Work to be completed: Identify all lines in the data containing the string "Contains". Copy them out.

Data tied to figure images:

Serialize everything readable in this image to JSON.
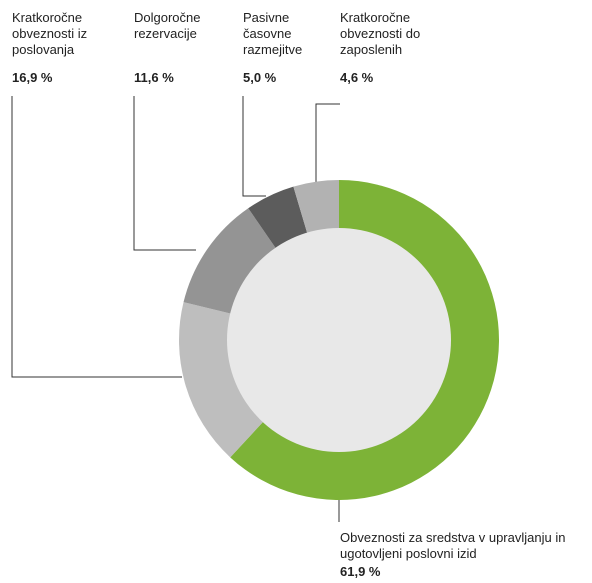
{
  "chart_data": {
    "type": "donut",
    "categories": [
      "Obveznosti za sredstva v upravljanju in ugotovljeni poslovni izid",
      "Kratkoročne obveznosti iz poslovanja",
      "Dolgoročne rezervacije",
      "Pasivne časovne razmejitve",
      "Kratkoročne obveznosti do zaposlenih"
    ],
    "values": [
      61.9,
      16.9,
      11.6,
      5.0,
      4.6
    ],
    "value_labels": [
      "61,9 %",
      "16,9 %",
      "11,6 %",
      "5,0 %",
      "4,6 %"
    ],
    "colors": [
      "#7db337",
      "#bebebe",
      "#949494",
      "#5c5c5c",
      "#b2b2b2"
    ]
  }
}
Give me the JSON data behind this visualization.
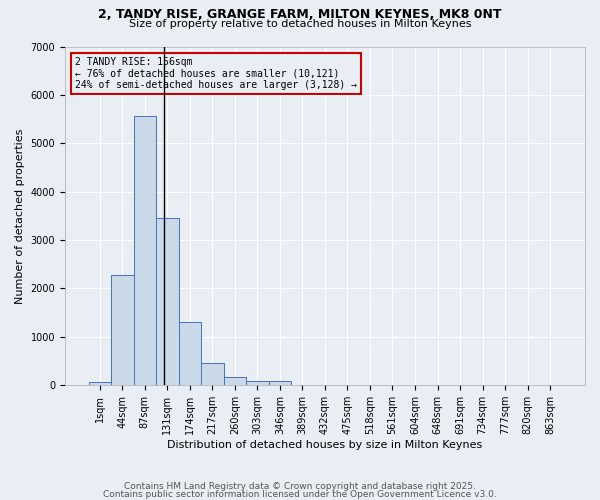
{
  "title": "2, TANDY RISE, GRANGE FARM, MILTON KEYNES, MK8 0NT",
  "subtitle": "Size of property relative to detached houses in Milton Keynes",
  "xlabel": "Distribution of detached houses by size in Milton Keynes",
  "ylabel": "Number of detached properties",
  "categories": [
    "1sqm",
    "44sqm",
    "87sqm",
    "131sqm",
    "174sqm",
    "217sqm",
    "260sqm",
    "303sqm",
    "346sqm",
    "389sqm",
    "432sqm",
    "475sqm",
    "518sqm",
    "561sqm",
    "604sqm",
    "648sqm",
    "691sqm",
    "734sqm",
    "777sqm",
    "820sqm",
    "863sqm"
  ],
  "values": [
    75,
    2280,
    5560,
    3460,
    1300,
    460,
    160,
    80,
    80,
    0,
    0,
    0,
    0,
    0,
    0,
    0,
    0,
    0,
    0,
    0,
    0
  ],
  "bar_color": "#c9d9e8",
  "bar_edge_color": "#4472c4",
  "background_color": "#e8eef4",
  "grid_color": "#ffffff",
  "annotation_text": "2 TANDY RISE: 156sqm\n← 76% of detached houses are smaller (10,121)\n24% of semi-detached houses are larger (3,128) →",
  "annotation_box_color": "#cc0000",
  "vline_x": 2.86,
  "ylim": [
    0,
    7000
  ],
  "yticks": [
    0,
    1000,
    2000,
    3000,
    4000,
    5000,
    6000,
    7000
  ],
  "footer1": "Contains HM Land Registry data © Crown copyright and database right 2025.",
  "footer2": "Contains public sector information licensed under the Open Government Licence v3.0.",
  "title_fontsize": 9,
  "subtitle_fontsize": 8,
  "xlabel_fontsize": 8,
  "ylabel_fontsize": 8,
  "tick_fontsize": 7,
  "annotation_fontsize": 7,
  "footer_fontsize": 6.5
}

...

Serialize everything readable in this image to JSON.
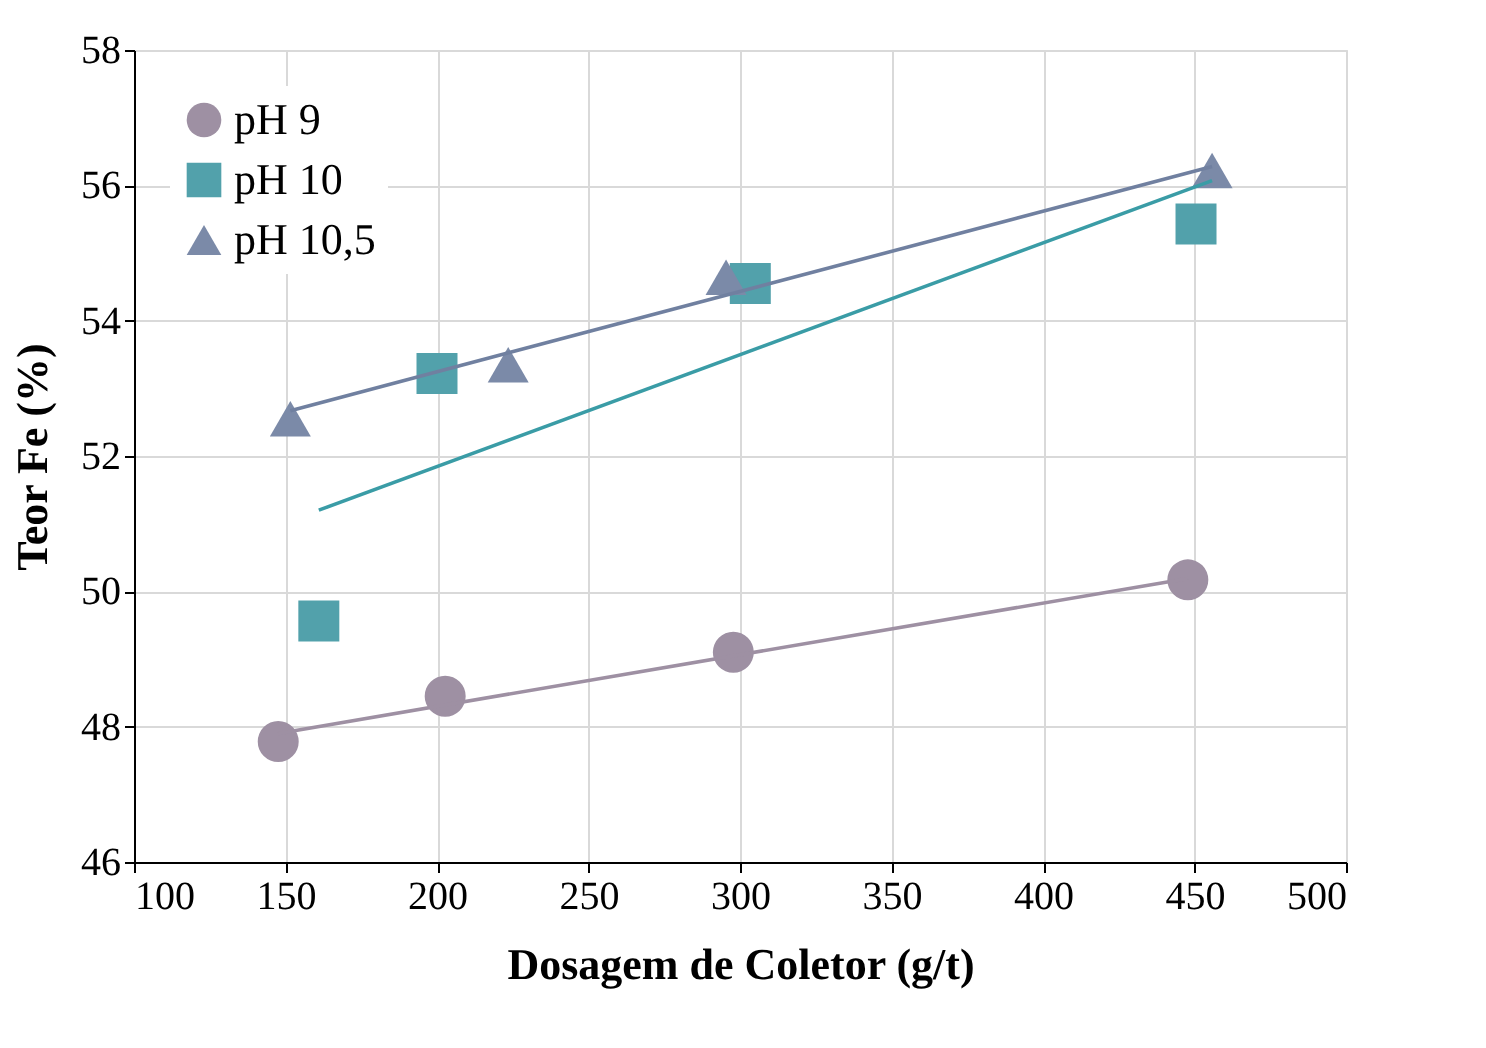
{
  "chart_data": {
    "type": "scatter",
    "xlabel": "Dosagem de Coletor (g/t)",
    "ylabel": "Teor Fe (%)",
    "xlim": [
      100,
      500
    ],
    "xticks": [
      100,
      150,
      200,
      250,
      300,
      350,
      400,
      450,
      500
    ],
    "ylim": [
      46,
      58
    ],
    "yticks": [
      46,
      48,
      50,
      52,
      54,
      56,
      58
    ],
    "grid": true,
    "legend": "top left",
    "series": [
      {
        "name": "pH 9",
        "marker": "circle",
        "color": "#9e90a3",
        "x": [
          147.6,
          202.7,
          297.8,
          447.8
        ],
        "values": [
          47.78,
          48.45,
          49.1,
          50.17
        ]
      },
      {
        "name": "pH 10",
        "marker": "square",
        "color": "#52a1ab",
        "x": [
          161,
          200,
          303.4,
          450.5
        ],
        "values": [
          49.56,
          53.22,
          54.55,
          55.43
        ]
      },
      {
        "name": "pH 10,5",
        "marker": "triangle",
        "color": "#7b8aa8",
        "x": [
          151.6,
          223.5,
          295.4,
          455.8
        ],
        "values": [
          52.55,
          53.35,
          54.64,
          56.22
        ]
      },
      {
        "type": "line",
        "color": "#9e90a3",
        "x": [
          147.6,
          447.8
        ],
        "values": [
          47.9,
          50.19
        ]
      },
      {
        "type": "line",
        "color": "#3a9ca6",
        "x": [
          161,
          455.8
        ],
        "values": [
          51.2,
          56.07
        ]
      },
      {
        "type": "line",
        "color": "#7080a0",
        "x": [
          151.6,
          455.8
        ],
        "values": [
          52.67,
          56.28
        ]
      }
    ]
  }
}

==

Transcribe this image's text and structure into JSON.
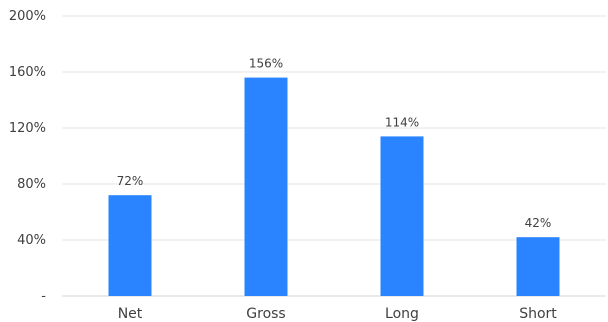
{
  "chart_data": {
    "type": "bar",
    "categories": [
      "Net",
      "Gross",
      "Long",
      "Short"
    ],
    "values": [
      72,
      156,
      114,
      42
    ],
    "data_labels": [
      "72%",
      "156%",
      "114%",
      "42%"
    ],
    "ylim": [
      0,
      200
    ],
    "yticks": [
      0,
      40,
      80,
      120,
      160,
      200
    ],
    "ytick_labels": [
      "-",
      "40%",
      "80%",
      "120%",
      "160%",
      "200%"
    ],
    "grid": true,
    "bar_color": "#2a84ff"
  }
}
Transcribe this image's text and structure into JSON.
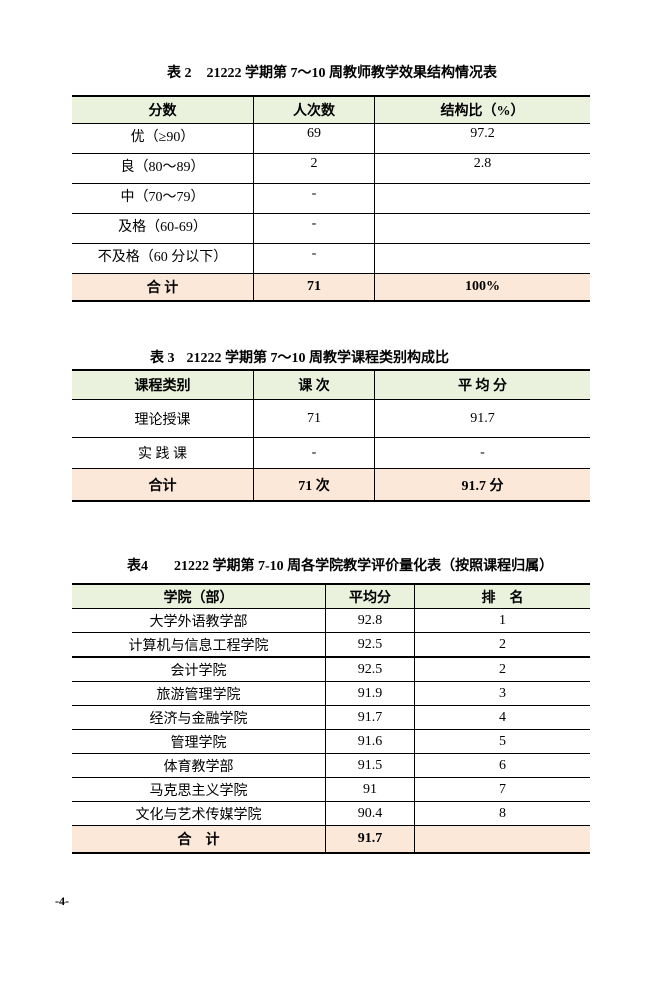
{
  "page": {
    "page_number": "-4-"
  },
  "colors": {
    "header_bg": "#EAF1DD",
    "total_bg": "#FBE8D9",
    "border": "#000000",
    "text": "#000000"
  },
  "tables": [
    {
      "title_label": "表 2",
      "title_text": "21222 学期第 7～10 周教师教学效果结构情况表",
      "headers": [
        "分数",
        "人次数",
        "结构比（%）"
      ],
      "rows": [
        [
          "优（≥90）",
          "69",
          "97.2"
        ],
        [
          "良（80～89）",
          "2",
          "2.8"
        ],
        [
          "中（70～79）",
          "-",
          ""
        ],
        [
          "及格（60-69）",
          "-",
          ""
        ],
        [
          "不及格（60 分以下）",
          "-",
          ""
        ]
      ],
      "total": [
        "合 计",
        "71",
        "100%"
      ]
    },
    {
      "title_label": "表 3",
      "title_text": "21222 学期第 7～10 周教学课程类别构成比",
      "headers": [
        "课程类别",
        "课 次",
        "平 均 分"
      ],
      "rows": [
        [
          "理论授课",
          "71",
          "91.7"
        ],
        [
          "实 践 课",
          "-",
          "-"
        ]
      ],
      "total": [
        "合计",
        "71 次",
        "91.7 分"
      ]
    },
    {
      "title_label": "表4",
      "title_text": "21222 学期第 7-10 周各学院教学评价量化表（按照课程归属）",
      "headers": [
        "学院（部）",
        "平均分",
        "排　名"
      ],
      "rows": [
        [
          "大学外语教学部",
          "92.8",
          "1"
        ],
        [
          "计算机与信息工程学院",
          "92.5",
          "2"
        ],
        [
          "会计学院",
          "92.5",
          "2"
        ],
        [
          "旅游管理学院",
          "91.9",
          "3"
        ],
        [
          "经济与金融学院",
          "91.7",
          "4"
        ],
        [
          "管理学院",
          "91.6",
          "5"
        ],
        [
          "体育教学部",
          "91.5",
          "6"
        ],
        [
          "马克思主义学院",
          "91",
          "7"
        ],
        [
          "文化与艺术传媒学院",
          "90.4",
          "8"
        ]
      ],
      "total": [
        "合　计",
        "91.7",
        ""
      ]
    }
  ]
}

The output:
  "footer1": "Contains HM Land Registry data © Crown copyright and database right 2025.",
  "footer2": "Contains public sector information licensed under the Open Government Licence v3.0.",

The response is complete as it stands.